GIVEN TASK: Extract the full listing below without altering a single character.

EXTRACTED INFORMATION:
---

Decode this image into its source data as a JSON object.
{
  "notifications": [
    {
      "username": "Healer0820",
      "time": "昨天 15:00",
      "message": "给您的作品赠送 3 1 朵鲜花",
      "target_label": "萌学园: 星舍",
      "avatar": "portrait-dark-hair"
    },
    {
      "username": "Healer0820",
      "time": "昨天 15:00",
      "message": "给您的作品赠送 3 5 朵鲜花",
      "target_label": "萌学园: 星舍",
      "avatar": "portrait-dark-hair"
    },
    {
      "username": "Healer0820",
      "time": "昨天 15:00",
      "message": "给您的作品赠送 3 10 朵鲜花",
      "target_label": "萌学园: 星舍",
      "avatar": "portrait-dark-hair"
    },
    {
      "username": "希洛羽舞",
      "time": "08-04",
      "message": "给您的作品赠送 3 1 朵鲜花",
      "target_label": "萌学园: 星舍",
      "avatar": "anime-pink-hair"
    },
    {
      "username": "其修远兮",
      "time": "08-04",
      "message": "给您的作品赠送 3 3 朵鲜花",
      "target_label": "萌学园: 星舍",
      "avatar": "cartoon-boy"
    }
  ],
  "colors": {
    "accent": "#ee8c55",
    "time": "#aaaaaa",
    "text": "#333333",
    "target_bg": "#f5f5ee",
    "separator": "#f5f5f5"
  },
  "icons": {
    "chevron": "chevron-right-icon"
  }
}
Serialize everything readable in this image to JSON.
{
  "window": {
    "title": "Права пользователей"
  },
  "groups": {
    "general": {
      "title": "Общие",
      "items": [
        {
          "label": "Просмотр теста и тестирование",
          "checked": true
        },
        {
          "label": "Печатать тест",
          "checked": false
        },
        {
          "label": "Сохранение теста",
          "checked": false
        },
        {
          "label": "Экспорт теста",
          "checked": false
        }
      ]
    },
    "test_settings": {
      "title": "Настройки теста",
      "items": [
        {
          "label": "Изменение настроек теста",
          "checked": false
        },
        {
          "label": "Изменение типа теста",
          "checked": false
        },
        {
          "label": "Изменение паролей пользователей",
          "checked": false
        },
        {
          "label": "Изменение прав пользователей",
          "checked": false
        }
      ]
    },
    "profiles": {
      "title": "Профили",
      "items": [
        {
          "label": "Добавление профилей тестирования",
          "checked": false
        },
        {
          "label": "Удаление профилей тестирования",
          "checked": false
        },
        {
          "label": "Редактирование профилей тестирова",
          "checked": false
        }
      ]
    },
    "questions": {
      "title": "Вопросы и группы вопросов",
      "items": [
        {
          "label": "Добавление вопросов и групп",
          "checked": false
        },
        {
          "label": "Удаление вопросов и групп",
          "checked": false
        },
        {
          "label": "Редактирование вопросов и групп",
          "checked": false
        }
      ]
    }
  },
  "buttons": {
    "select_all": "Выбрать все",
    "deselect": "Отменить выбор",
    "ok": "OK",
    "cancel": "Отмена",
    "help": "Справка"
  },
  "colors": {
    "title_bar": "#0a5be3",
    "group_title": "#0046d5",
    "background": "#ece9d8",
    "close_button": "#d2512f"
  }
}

---

FULL SOLUTION:
Decode this image into its source data as a JSON object.
{
  "notifications": [
    {
      "username": "Healer0820",
      "time": "昨天 15:00",
      "message": "给您的作品赠送 3 1 朵鲜花",
      "target_label": "萌学园: 星舍",
      "avatar": "portrait-dark-hair"
    },
    {
      "username": "Healer0820",
      "time": "昨天 15:00",
      "message": "给您的作品赠送 3 5 朵鲜花",
      "target_label": "萌学园: 星舍",
      "avatar": "portrait-dark-hair"
    },
    {
      "username": "Healer0820",
      "time": "昨天 15:00",
      "message": "给您的作品赠送 3 10 朵鲜花",
      "target_label": "萌学园: 星舍",
      "avatar": "portrait-dark-hair"
    },
    {
      "username": "希洛羽舞",
      "time": "08-04",
      "message": "给您的作品赠送 3 1 朵鲜花",
      "target_label": "萌学园: 星舍",
      "avatar": "anime-pink-hair"
    },
    {
      "username": "其修远兮",
      "time": "08-04",
      "message": "给您的作品赠送 3 3 朵鲜花",
      "target_label": "萌学园: 星舍",
      "avatar": "cartoon-boy"
    }
  ],
  "colors": {
    "accent": "#ee8c55",
    "time": "#aaaaaa",
    "text": "#333333",
    "target_bg": "#f5f5ee",
    "separator": "#f5f5f5"
  },
  "icons": {
    "chevron": "chevron-right-icon"
  }
}
Serialize everything readable in this image to JSON.
{
  "window": {
    "title": "Права пользователей"
  },
  "groups": {
    "general": {
      "title": "Общие",
      "items": [
        {
          "label": "Просмотр теста и тестирование",
          "checked": true
        },
        {
          "label": "Печатать тест",
          "checked": false
        },
        {
          "label": "Сохранение теста",
          "checked": false
        },
        {
          "label": "Экспорт теста",
          "checked": false
        }
      ]
    },
    "test_settings": {
      "title": "Настройки теста",
      "items": [
        {
          "label": "Изменение настроек теста",
          "checked": false
        },
        {
          "label": "Изменение типа теста",
          "checked": false
        },
        {
          "label": "Изменение паролей пользователей",
          "checked": false
        },
        {
          "label": "Изменение прав пользователей",
          "checked": false
        }
      ]
    },
    "profiles": {
      "title": "Профили",
      "items": [
        {
          "label": "Добавление профилей тестирования",
          "checked": false
        },
        {
          "label": "Удаление профилей тестирования",
          "checked": false
        },
        {
          "label": "Редактирование профилей тестирова",
          "checked": false
        }
      ]
    },
    "questions": {
      "title": "Вопросы и группы вопросов",
      "items": [
        {
          "label": "Добавление вопросов и групп",
          "checked": false
        },
        {
          "label": "Удаление вопросов и групп",
          "checked": false
        },
        {
          "label": "Редактирование вопросов и групп",
          "checked": false
        }
      ]
    }
  },
  "buttons": {
    "select_all": "Выбрать все",
    "deselect": "Отменить выбор",
    "ok": "OK",
    "cancel": "Отмена",
    "help": "Справка"
  },
  "colors": {
    "title_bar": "#0a5be3",
    "group_title": "#0046d5",
    "background": "#ece9d8",
    "close_button": "#d2512f"
  }
}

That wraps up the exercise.